• GIVEN EXERCISE
Please print the full listing exactly.

Figure data in JSON
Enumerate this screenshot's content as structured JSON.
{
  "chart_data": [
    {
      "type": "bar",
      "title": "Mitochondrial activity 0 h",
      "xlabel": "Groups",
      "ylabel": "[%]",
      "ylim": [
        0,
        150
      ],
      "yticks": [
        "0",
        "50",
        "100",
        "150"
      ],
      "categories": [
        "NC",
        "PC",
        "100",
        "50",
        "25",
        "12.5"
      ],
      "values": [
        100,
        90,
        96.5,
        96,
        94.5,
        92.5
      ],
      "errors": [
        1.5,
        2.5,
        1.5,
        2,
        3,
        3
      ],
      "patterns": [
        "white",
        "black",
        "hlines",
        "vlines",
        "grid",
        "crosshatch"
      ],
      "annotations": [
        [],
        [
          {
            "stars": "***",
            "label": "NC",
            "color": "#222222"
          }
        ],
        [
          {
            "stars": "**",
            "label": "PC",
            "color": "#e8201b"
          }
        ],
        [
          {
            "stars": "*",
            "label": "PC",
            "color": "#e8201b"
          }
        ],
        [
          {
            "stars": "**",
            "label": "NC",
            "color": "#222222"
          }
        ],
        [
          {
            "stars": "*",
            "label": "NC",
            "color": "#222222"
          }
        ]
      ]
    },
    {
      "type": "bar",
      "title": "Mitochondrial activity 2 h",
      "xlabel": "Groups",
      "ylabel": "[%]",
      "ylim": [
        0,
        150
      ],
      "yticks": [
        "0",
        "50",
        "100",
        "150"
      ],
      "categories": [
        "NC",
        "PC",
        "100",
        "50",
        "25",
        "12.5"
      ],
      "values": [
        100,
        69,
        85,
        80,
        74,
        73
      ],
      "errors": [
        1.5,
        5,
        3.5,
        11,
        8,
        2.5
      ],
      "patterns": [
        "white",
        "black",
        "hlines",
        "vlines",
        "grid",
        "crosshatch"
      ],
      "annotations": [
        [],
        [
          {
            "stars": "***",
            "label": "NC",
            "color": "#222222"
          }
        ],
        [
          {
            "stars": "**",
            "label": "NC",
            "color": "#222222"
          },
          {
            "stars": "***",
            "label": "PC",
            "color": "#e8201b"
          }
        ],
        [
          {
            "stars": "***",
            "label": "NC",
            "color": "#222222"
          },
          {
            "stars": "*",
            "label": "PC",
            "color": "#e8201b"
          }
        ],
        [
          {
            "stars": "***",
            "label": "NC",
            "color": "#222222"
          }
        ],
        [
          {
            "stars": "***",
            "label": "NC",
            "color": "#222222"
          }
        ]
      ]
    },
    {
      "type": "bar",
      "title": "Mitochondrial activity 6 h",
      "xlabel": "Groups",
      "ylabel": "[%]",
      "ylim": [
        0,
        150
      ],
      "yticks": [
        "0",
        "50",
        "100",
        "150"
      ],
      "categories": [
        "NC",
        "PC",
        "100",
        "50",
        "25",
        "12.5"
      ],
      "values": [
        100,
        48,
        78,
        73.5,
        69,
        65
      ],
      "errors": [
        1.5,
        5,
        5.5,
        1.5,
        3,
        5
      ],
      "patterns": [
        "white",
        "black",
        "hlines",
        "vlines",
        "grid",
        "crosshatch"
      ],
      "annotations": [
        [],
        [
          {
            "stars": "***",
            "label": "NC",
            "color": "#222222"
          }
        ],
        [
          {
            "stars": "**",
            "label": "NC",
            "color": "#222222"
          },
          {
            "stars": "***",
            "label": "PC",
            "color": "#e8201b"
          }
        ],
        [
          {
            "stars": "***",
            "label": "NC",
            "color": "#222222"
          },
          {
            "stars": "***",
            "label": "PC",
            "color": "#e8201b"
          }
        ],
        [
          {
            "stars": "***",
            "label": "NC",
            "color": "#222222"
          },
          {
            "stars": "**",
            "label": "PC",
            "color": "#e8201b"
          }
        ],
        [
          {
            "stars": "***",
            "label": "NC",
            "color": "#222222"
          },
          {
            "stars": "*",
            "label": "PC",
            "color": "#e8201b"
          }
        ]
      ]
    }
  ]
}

• TASK ANSWER
Enumerate this screenshot's content as structured JSON.
{
  "chart_data": [
    {
      "type": "bar",
      "title": "Mitochondrial activity 0 h",
      "xlabel": "Groups",
      "ylabel": "[%]",
      "ylim": [
        0,
        150
      ],
      "yticks": [
        "0",
        "50",
        "100",
        "150"
      ],
      "categories": [
        "NC",
        "PC",
        "100",
        "50",
        "25",
        "12.5"
      ],
      "values": [
        100,
        90,
        96.5,
        96,
        94.5,
        92.5
      ],
      "errors": [
        1.5,
        2.5,
        1.5,
        2,
        3,
        3
      ],
      "patterns": [
        "white",
        "black",
        "hlines",
        "vlines",
        "grid",
        "crosshatch"
      ],
      "annotations": [
        [],
        [
          {
            "stars": "***",
            "label": "NC",
            "color": "#222222"
          }
        ],
        [
          {
            "stars": "**",
            "label": "PC",
            "color": "#e8201b"
          }
        ],
        [
          {
            "stars": "*",
            "label": "PC",
            "color": "#e8201b"
          }
        ],
        [
          {
            "stars": "**",
            "label": "NC",
            "color": "#222222"
          }
        ],
        [
          {
            "stars": "*",
            "label": "NC",
            "color": "#222222"
          }
        ]
      ]
    },
    {
      "type": "bar",
      "title": "Mitochondrial activity 2 h",
      "xlabel": "Groups",
      "ylabel": "[%]",
      "ylim": [
        0,
        150
      ],
      "yticks": [
        "0",
        "50",
        "100",
        "150"
      ],
      "categories": [
        "NC",
        "PC",
        "100",
        "50",
        "25",
        "12.5"
      ],
      "values": [
        100,
        69,
        85,
        80,
        74,
        73
      ],
      "errors": [
        1.5,
        5,
        3.5,
        11,
        8,
        2.5
      ],
      "patterns": [
        "white",
        "black",
        "hlines",
        "vlines",
        "grid",
        "crosshatch"
      ],
      "annotations": [
        [],
        [
          {
            "stars": "***",
            "label": "NC",
            "color": "#222222"
          }
        ],
        [
          {
            "stars": "**",
            "label": "NC",
            "color": "#222222"
          },
          {
            "stars": "***",
            "label": "PC",
            "color": "#e8201b"
          }
        ],
        [
          {
            "stars": "***",
            "label": "NC",
            "color": "#222222"
          },
          {
            "stars": "*",
            "label": "PC",
            "color": "#e8201b"
          }
        ],
        [
          {
            "stars": "***",
            "label": "NC",
            "color": "#222222"
          }
        ],
        [
          {
            "stars": "***",
            "label": "NC",
            "color": "#222222"
          }
        ]
      ]
    },
    {
      "type": "bar",
      "title": "Mitochondrial activity 6 h",
      "xlabel": "Groups",
      "ylabel": "[%]",
      "ylim": [
        0,
        150
      ],
      "yticks": [
        "0",
        "50",
        "100",
        "150"
      ],
      "categories": [
        "NC",
        "PC",
        "100",
        "50",
        "25",
        "12.5"
      ],
      "values": [
        100,
        48,
        78,
        73.5,
        69,
        65
      ],
      "errors": [
        1.5,
        5,
        5.5,
        1.5,
        3,
        5
      ],
      "patterns": [
        "white",
        "black",
        "hlines",
        "vlines",
        "grid",
        "crosshatch"
      ],
      "annotations": [
        [],
        [
          {
            "stars": "***",
            "label": "NC",
            "color": "#222222"
          }
        ],
        [
          {
            "stars": "**",
            "label": "NC",
            "color": "#222222"
          },
          {
            "stars": "***",
            "label": "PC",
            "color": "#e8201b"
          }
        ],
        [
          {
            "stars": "***",
            "label": "NC",
            "color": "#222222"
          },
          {
            "stars": "***",
            "label": "PC",
            "color": "#e8201b"
          }
        ],
        [
          {
            "stars": "***",
            "label": "NC",
            "color": "#222222"
          },
          {
            "stars": "**",
            "label": "PC",
            "color": "#e8201b"
          }
        ],
        [
          {
            "stars": "***",
            "label": "NC",
            "color": "#222222"
          },
          {
            "stars": "*",
            "label": "PC",
            "color": "#e8201b"
          }
        ]
      ]
    }
  ]
}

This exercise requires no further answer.